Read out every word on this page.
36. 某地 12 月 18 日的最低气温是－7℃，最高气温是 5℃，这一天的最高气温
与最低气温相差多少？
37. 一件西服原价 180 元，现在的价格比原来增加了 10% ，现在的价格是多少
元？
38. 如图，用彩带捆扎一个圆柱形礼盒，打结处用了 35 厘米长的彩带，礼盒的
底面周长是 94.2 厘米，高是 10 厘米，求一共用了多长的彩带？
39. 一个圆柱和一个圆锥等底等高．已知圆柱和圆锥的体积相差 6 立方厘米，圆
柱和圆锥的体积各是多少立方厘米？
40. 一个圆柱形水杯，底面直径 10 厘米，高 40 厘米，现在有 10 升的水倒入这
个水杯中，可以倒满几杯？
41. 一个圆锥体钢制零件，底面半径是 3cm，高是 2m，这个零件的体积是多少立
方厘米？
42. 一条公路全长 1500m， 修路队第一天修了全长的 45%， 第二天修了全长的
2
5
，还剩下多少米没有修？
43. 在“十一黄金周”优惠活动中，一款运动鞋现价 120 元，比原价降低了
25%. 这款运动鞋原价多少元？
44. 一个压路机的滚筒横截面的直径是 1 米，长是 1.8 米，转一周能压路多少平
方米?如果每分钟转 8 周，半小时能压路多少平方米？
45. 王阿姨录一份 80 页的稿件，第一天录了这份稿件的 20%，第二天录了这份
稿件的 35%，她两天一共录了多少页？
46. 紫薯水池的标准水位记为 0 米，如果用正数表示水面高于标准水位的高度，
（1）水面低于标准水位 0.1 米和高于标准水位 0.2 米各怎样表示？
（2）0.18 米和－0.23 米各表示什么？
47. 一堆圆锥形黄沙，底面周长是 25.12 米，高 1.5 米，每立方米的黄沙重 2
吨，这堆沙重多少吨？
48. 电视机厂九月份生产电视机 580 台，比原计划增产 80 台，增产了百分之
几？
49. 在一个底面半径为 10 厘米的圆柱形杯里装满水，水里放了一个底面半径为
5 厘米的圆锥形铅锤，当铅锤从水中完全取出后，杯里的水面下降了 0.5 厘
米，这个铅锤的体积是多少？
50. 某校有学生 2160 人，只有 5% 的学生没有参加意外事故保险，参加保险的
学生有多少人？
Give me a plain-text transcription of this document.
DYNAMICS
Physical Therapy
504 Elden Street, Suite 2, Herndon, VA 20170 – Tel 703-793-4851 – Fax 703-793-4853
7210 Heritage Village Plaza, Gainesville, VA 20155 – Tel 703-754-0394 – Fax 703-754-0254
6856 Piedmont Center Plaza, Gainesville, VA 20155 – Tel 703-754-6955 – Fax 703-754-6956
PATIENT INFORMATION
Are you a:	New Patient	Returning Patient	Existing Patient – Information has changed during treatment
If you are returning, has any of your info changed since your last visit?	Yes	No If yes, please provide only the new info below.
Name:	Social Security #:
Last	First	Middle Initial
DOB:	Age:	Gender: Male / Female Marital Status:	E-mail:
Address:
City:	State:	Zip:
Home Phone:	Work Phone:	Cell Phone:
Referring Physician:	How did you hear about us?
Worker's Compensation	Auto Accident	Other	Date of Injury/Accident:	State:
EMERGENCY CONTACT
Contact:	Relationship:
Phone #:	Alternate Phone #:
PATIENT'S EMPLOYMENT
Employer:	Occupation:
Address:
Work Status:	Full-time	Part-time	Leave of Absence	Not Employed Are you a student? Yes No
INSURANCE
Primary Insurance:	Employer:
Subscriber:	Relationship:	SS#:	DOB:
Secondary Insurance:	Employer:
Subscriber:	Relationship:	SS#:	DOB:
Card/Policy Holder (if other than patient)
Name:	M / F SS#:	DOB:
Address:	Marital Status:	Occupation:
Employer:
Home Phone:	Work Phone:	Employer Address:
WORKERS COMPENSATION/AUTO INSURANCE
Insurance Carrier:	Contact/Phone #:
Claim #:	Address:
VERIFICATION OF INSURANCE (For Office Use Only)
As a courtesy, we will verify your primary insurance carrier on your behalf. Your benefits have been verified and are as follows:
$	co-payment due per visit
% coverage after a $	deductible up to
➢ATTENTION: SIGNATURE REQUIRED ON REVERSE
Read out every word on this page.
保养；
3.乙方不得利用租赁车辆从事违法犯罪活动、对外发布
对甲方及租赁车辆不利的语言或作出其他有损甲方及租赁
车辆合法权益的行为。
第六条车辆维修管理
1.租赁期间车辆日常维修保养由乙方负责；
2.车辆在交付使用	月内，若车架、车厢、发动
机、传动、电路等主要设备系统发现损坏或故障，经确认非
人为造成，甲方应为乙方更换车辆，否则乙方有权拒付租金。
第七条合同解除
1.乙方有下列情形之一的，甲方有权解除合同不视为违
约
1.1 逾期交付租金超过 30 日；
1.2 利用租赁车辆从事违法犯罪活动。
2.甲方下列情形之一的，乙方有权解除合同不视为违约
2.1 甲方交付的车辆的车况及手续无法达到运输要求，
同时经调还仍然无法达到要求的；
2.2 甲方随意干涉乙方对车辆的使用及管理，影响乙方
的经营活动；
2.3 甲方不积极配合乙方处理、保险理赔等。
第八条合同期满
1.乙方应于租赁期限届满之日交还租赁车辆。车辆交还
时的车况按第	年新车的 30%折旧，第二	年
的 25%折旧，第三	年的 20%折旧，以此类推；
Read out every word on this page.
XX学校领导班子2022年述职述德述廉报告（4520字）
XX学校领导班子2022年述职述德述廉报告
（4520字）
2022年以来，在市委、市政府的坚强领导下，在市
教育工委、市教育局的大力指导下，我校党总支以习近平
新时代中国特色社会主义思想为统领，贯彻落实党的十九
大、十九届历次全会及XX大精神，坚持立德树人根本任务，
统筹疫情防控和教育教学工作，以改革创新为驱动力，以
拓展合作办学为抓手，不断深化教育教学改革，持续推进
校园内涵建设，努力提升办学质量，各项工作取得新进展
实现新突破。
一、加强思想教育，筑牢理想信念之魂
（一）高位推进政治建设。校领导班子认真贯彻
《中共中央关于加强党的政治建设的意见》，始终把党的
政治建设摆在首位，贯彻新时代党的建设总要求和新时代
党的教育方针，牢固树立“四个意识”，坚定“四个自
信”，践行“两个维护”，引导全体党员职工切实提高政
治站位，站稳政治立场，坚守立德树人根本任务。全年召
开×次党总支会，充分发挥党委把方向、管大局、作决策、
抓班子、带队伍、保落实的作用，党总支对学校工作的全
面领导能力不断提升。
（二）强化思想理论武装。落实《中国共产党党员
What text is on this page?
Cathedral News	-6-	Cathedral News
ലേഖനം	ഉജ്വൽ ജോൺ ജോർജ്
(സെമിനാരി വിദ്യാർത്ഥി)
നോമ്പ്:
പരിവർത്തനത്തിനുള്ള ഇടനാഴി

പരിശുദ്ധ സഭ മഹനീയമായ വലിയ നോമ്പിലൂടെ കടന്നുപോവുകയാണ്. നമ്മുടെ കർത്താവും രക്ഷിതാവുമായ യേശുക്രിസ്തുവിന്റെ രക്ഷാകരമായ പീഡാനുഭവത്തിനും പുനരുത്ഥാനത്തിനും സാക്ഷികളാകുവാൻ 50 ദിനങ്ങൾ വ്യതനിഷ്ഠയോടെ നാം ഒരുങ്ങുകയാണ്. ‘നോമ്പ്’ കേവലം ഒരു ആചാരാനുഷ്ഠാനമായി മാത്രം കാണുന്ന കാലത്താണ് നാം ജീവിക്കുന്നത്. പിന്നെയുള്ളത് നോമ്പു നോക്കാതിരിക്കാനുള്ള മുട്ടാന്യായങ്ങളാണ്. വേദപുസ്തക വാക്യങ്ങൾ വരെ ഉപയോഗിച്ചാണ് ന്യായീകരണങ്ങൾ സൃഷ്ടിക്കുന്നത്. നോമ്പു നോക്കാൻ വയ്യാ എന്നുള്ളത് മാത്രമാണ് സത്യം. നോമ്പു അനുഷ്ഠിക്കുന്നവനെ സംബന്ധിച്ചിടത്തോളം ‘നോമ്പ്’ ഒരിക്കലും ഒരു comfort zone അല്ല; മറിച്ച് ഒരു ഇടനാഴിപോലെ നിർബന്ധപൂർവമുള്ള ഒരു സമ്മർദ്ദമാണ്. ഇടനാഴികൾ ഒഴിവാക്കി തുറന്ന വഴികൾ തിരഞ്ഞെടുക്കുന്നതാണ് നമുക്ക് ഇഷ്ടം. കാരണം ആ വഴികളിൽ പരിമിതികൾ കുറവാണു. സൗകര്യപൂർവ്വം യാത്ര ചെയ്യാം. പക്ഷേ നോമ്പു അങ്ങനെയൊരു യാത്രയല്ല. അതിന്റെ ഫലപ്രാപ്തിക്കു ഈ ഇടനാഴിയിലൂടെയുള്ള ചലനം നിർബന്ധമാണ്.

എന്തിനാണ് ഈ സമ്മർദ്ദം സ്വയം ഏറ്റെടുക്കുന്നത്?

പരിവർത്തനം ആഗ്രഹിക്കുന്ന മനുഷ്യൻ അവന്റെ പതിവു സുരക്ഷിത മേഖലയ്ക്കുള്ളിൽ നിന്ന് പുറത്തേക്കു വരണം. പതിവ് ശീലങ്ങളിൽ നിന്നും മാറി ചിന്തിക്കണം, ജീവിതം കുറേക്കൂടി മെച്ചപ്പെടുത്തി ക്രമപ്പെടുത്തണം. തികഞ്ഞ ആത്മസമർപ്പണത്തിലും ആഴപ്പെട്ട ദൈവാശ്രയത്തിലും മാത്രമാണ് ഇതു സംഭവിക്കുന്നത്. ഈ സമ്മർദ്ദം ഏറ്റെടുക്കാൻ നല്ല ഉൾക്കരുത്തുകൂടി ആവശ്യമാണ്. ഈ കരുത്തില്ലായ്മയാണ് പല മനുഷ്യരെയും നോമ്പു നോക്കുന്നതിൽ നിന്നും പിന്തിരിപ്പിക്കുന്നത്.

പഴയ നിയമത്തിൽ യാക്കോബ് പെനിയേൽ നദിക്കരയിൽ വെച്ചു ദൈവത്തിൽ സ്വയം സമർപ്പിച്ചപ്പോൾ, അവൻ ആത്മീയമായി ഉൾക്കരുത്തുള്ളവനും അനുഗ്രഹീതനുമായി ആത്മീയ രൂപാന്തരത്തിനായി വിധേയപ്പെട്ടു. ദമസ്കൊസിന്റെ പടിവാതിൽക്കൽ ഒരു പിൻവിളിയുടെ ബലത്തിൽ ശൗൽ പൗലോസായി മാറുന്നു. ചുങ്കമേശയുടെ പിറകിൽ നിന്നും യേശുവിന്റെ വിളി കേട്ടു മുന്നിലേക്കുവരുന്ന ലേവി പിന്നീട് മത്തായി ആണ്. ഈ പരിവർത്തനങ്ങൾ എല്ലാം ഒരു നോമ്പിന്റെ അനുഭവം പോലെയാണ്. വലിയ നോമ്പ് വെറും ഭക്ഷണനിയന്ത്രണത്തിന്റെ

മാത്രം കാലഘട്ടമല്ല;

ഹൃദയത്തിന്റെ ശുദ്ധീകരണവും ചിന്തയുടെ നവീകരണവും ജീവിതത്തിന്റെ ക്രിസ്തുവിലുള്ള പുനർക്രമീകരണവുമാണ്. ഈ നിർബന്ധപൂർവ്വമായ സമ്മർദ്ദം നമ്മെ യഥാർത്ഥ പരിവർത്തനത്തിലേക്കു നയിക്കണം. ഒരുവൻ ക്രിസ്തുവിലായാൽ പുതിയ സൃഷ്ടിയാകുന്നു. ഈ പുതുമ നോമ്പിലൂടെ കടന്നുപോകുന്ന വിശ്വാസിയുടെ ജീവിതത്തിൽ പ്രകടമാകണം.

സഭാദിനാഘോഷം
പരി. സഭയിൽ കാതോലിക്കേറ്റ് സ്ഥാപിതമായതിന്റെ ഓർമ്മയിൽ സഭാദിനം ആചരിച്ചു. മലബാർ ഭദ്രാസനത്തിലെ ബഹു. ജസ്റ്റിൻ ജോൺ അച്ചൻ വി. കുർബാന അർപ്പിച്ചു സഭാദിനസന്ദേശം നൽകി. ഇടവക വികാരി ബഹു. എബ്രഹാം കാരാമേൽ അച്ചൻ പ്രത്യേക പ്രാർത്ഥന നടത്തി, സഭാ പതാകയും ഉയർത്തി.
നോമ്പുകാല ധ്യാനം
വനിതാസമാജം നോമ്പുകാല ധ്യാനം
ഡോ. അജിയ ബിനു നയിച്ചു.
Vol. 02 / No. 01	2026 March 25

■ **OBJECTIVE**: Above are some records. Report the number of their lines that include "text", and add nothing else.

■ **REPLY TO THE EXERCISE**: 2